Reproduce the entire listing word for word.
— Start of EXCERPTED RECORDS —
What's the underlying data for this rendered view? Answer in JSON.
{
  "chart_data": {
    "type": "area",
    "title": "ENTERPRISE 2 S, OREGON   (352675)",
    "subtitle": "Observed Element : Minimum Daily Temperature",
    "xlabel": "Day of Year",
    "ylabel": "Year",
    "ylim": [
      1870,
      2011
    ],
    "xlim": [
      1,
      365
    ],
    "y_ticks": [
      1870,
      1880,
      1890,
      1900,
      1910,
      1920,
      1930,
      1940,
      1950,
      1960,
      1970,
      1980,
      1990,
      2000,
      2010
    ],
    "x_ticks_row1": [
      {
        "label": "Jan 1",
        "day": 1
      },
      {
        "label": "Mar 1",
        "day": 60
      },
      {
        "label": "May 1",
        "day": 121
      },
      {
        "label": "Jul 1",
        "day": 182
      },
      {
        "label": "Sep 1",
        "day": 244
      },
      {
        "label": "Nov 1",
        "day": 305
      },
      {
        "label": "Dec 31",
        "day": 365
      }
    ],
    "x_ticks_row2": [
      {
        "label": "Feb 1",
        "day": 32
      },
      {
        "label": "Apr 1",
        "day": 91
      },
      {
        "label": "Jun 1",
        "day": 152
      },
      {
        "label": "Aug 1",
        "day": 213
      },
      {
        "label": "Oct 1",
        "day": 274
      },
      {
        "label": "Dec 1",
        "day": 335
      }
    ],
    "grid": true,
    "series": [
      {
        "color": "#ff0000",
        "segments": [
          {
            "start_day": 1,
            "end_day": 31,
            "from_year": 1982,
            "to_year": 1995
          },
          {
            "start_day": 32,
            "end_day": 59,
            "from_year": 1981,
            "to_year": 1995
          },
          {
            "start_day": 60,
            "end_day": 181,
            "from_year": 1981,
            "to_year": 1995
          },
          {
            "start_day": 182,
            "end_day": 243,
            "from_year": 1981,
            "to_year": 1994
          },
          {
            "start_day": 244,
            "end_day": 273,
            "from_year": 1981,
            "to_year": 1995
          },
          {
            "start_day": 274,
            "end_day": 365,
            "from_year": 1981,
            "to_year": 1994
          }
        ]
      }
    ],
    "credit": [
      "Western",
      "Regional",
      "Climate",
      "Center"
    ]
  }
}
— End of EXCERPTED RECORDS —
■ **TASK RESULT**:
What's the underlying data for this rendered view? Answer in JSON.
{
  "chart_data": {
    "type": "area",
    "title": "ENTERPRISE 2 S, OREGON   (352675)",
    "subtitle": "Observed Element : Minimum Daily Temperature",
    "xlabel": "Day of Year",
    "ylabel": "Year",
    "ylim": [
      1870,
      2011
    ],
    "xlim": [
      1,
      365
    ],
    "y_ticks": [
      1870,
      1880,
      1890,
      1900,
      1910,
      1920,
      1930,
      1940,
      1950,
      1960,
      1970,
      1980,
      1990,
      2000,
      2010
    ],
    "x_ticks_row1": [
      {
        "label": "Jan 1",
        "day": 1
      },
      {
        "label": "Mar 1",
        "day": 60
      },
      {
        "label": "May 1",
        "day": 121
      },
      {
        "label": "Jul 1",
        "day": 182
      },
      {
        "label": "Sep 1",
        "day": 244
      },
      {
        "label": "Nov 1",
        "day": 305
      },
      {
        "label": "Dec 31",
        "day": 365
      }
    ],
    "x_ticks_row2": [
      {
        "label": "Feb 1",
        "day": 32
      },
      {
        "label": "Apr 1",
        "day": 91
      },
      {
        "label": "Jun 1",
        "day": 152
      },
      {
        "label": "Aug 1",
        "day": 213
      },
      {
        "label": "Oct 1",
        "day": 274
      },
      {
        "label": "Dec 1",
        "day": 335
      }
    ],
    "grid": true,
    "series": [
      {
        "color": "#ff0000",
        "segments": [
          {
            "start_day": 1,
            "end_day": 31,
            "from_year": 1982,
            "to_year": 1995
          },
          {
            "start_day": 32,
            "end_day": 59,
            "from_year": 1981,
            "to_year": 1995
          },
          {
            "start_day": 60,
            "end_day": 181,
            "from_year": 1981,
            "to_year": 1995
          },
          {
            "start_day": 182,
            "end_day": 243,
            "from_year": 1981,
            "to_year": 1994
          },
          {
            "start_day": 244,
            "end_day": 273,
            "from_year": 1981,
            "to_year": 1995
          },
          {
            "start_day": 274,
            "end_day": 365,
            "from_year": 1981,
            "to_year": 1994
          }
        ]
      }
    ],
    "credit": [
      "Western",
      "Regional",
      "Climate",
      "Center"
    ]
  }
}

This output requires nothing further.